Stated goal: Repeat each entry word for word. Leave any images out of the copy.
[Begin]
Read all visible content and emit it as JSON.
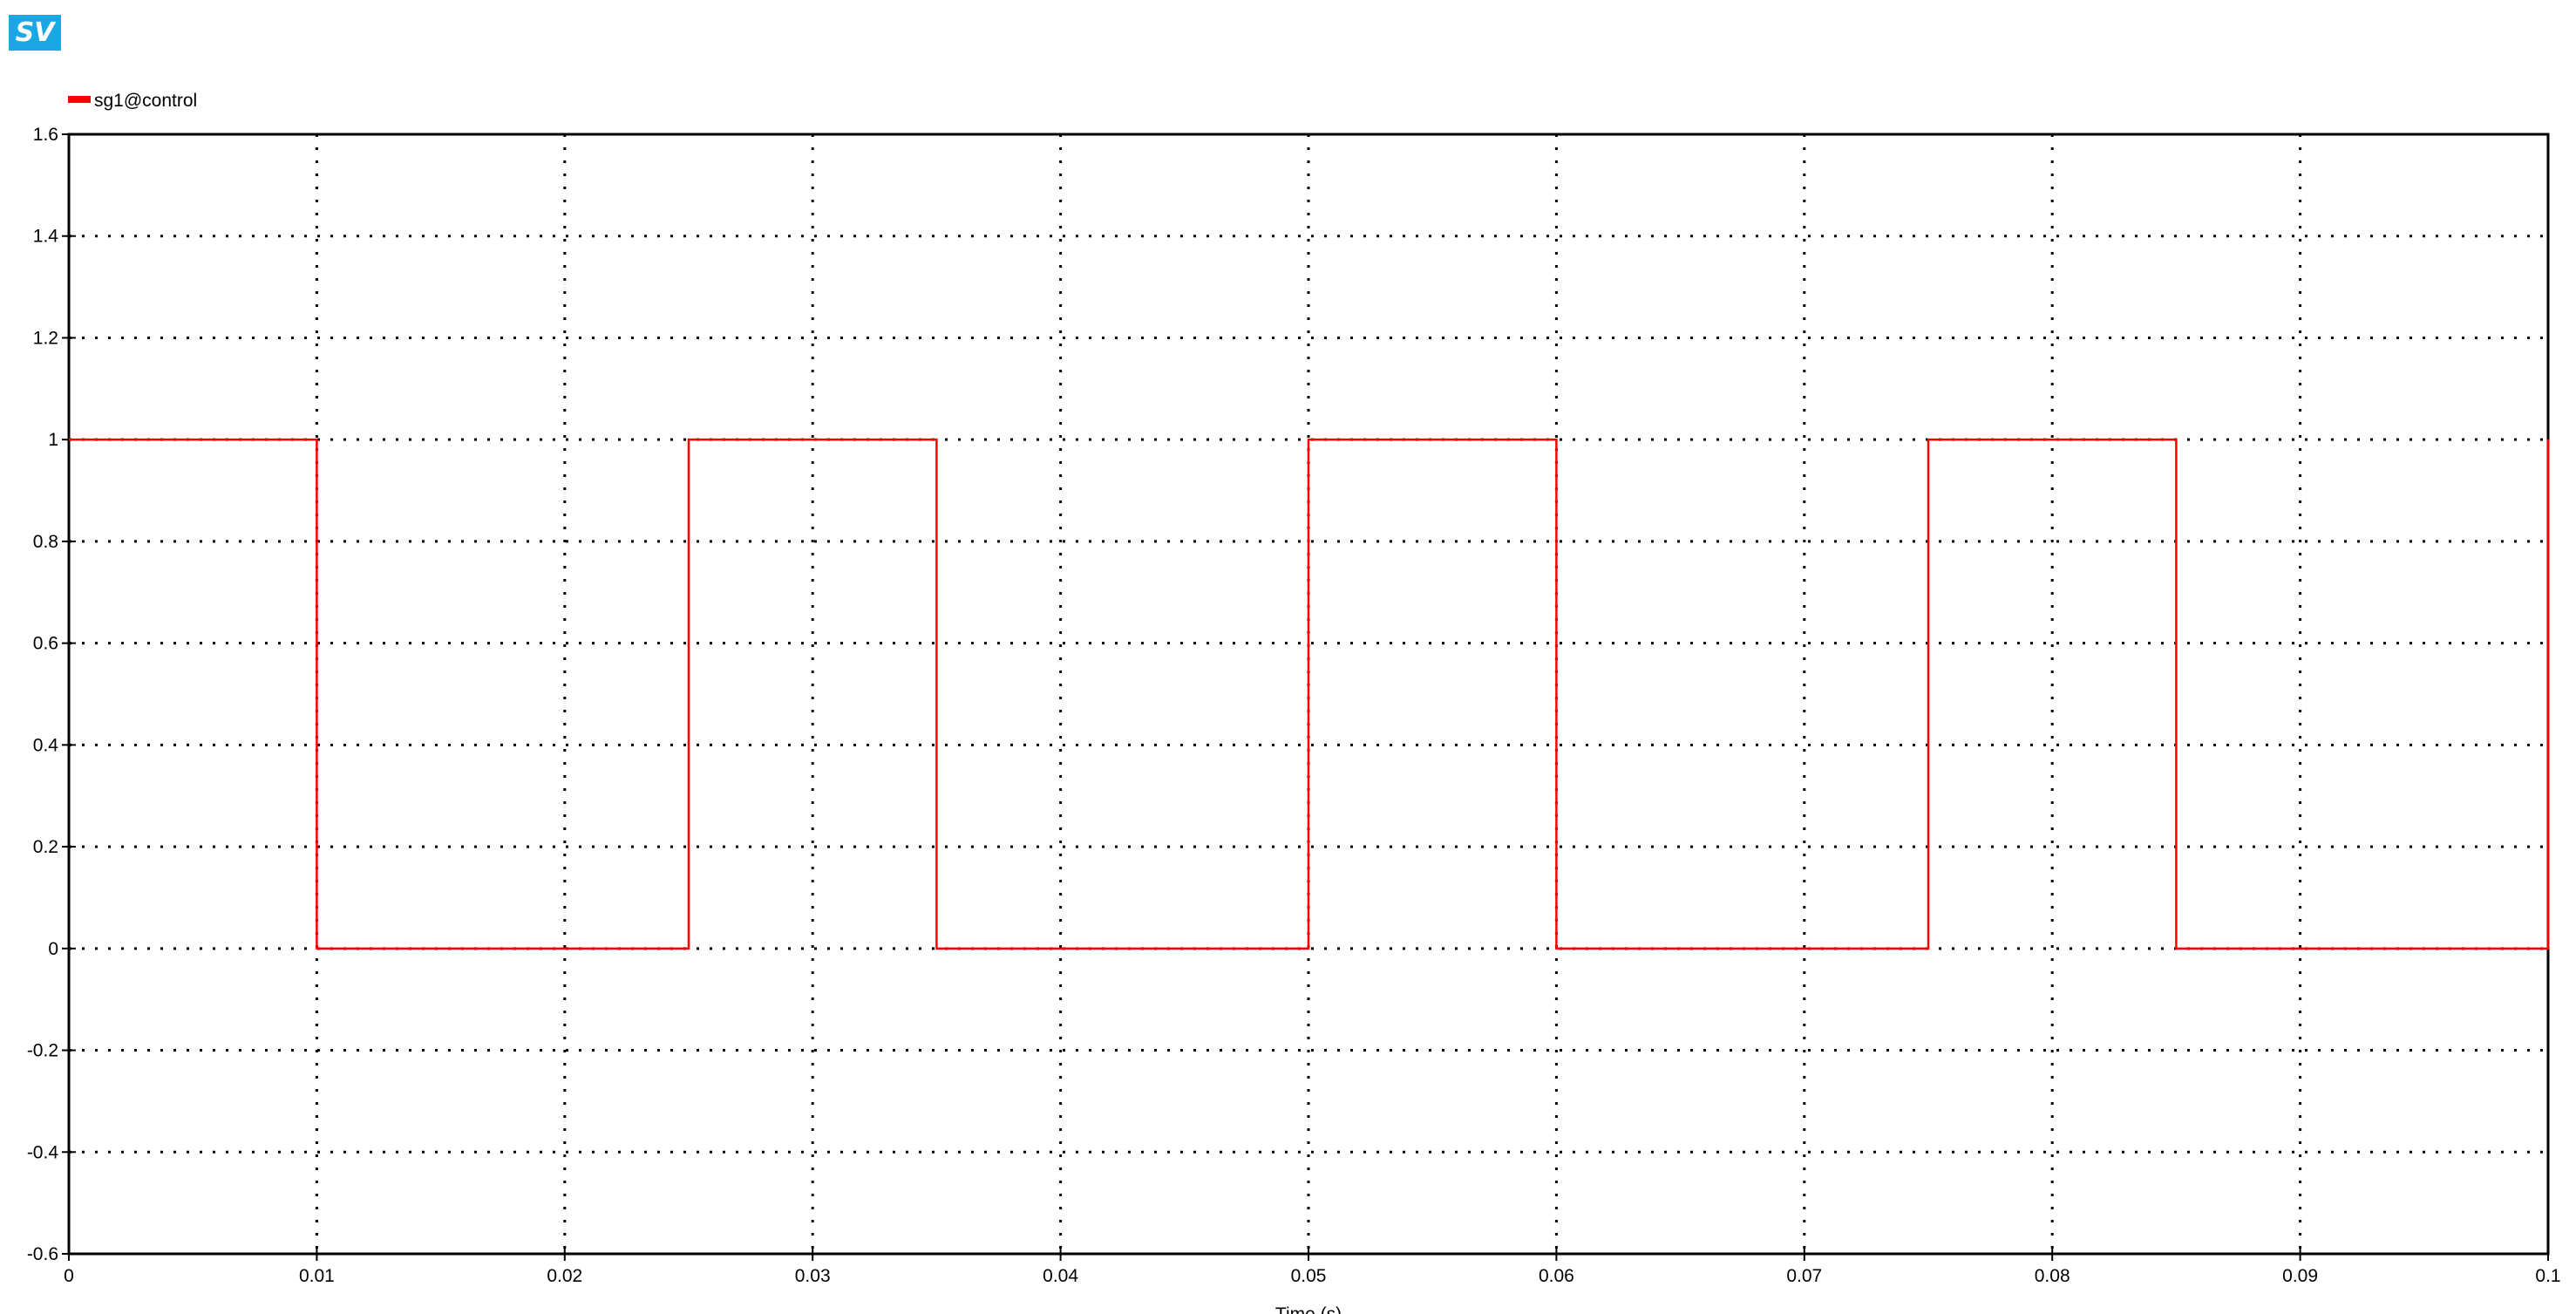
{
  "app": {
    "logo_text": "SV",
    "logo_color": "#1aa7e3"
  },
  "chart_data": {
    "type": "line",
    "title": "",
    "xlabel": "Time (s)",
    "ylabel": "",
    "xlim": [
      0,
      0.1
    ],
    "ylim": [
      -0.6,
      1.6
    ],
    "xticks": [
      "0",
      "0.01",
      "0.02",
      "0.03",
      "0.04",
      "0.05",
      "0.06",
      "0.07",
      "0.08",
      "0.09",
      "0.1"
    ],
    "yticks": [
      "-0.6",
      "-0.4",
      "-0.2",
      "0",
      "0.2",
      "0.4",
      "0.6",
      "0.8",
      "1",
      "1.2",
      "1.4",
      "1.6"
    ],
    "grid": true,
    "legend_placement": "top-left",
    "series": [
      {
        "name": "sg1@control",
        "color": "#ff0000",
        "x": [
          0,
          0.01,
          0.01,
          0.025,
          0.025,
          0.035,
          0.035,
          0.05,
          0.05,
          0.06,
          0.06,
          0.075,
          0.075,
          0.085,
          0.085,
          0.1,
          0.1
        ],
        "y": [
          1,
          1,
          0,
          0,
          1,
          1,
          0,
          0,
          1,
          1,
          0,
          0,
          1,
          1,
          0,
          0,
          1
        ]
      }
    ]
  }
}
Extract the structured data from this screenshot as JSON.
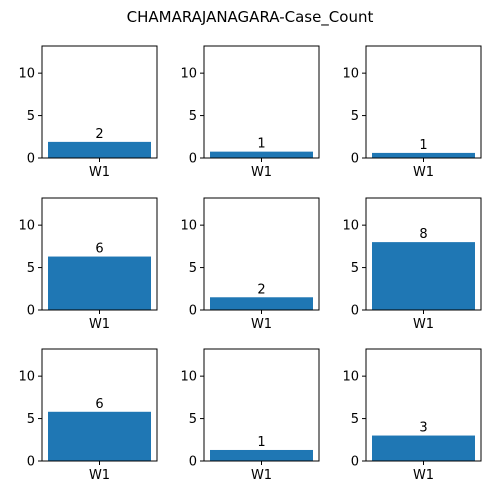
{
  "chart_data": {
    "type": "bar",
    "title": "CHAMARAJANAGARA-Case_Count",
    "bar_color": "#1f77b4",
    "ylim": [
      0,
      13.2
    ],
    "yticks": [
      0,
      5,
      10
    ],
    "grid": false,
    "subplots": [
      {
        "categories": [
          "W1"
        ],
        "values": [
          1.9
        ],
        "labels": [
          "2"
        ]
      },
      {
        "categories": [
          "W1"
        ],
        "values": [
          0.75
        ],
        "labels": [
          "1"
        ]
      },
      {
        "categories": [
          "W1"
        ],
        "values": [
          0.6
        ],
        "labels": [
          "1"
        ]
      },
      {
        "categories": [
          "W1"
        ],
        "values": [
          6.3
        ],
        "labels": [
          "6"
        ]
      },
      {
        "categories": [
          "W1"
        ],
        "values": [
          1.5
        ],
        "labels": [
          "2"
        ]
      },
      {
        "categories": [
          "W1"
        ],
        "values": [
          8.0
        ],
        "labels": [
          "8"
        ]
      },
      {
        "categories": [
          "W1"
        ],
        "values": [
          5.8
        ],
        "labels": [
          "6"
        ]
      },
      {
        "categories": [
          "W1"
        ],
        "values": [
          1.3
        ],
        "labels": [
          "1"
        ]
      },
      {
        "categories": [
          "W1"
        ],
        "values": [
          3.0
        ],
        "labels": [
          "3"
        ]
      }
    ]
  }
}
[End]
Reply:
Read all visible content and emit it as JSON.
{
  "app": {
    "logo_text": "SV",
    "logo_color": "#1aa7e3"
  },
  "chart_data": {
    "type": "line",
    "title": "",
    "xlabel": "Time (s)",
    "ylabel": "",
    "xlim": [
      0,
      0.1
    ],
    "ylim": [
      -0.6,
      1.6
    ],
    "xticks": [
      "0",
      "0.01",
      "0.02",
      "0.03",
      "0.04",
      "0.05",
      "0.06",
      "0.07",
      "0.08",
      "0.09",
      "0.1"
    ],
    "yticks": [
      "-0.6",
      "-0.4",
      "-0.2",
      "0",
      "0.2",
      "0.4",
      "0.6",
      "0.8",
      "1",
      "1.2",
      "1.4",
      "1.6"
    ],
    "grid": true,
    "legend_placement": "top-left",
    "series": [
      {
        "name": "sg1@control",
        "color": "#ff0000",
        "x": [
          0,
          0.01,
          0.01,
          0.025,
          0.025,
          0.035,
          0.035,
          0.05,
          0.05,
          0.06,
          0.06,
          0.075,
          0.075,
          0.085,
          0.085,
          0.1,
          0.1
        ],
        "y": [
          1,
          1,
          0,
          0,
          1,
          1,
          0,
          0,
          1,
          1,
          0,
          0,
          1,
          1,
          0,
          0,
          1
        ]
      }
    ]
  }
}
Extract the structured data from this screenshot as JSON.
{
  "chart_data": {
    "type": "bar",
    "title": "CHAMARAJANAGARA-Case_Count",
    "bar_color": "#1f77b4",
    "ylim": [
      0,
      13.2
    ],
    "yticks": [
      0,
      5,
      10
    ],
    "grid": false,
    "subplots": [
      {
        "categories": [
          "W1"
        ],
        "values": [
          1.9
        ],
        "labels": [
          "2"
        ]
      },
      {
        "categories": [
          "W1"
        ],
        "values": [
          0.75
        ],
        "labels": [
          "1"
        ]
      },
      {
        "categories": [
          "W1"
        ],
        "values": [
          0.6
        ],
        "labels": [
          "1"
        ]
      },
      {
        "categories": [
          "W1"
        ],
        "values": [
          6.3
        ],
        "labels": [
          "6"
        ]
      },
      {
        "categories": [
          "W1"
        ],
        "values": [
          1.5
        ],
        "labels": [
          "2"
        ]
      },
      {
        "categories": [
          "W1"
        ],
        "values": [
          8.0
        ],
        "labels": [
          "8"
        ]
      },
      {
        "categories": [
          "W1"
        ],
        "values": [
          5.8
        ],
        "labels": [
          "6"
        ]
      },
      {
        "categories": [
          "W1"
        ],
        "values": [
          1.3
        ],
        "labels": [
          "1"
        ]
      },
      {
        "categories": [
          "W1"
        ],
        "values": [
          3.0
        ],
        "labels": [
          "3"
        ]
      }
    ]
  }
}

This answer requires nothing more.